> **Saved data entries**:
+---+
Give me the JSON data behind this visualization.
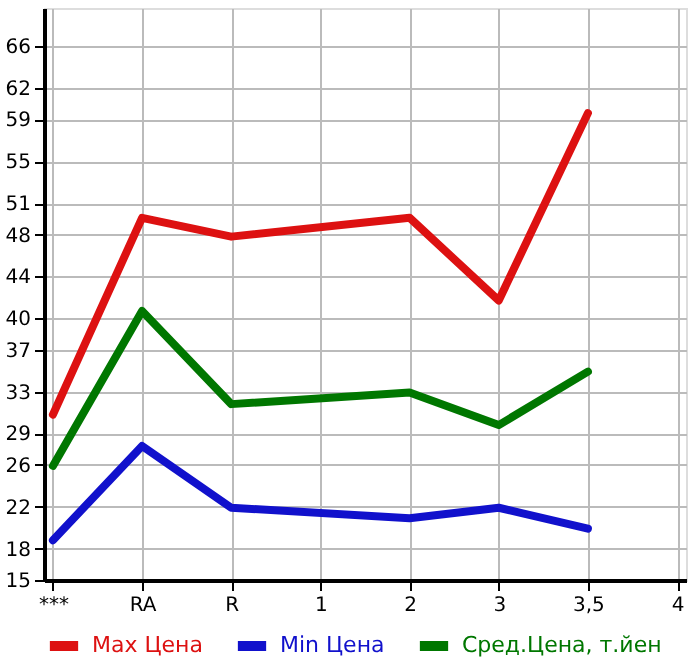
{
  "chart_data": {
    "type": "line",
    "categories": [
      "***",
      "RA",
      "R",
      "1",
      "2",
      "3",
      "3,5",
      "4"
    ],
    "series": [
      {
        "name": "Max Цена",
        "color": "#dd1111",
        "values": [
          30.8,
          49.6,
          47.8,
          null,
          49.6,
          41.7,
          59.6,
          null
        ]
      },
      {
        "name": "Min Цена",
        "color": "#1111cc",
        "values": [
          18.8,
          27.8,
          21.9,
          null,
          20.9,
          21.9,
          19.9,
          null
        ]
      },
      {
        "name": "Сред.Цена, т.йен",
        "color": "#007700",
        "values": [
          25.9,
          40.7,
          31.8,
          null,
          32.9,
          29.8,
          34.9,
          null
        ]
      }
    ],
    "ylim": [
      15,
      69.64
    ],
    "yticks": [
      15,
      18,
      22,
      26,
      29,
      33,
      37,
      40,
      44,
      48,
      51,
      55,
      59,
      62,
      66
    ],
    "grid": true,
    "legend": "bottom",
    "marker": "none",
    "line_style": "solid"
  }
}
+---+
> **Exercise details**:
Print all entries exactly. The images do not belong in the copy.

> **Expected answer**:
Give me the JSON data behind this visualization.
{
  "chart_data": {
    "type": "line",
    "categories": [
      "***",
      "RA",
      "R",
      "1",
      "2",
      "3",
      "3,5",
      "4"
    ],
    "series": [
      {
        "name": "Max Цена",
        "color": "#dd1111",
        "values": [
          30.8,
          49.6,
          47.8,
          null,
          49.6,
          41.7,
          59.6,
          null
        ]
      },
      {
        "name": "Min Цена",
        "color": "#1111cc",
        "values": [
          18.8,
          27.8,
          21.9,
          null,
          20.9,
          21.9,
          19.9,
          null
        ]
      },
      {
        "name": "Сред.Цена, т.йен",
        "color": "#007700",
        "values": [
          25.9,
          40.7,
          31.8,
          null,
          32.9,
          29.8,
          34.9,
          null
        ]
      }
    ],
    "ylim": [
      15,
      69.64
    ],
    "yticks": [
      15,
      18,
      22,
      26,
      29,
      33,
      37,
      40,
      44,
      48,
      51,
      55,
      59,
      62,
      66
    ],
    "grid": true,
    "legend": "bottom",
    "marker": "none",
    "line_style": "solid"
  }
}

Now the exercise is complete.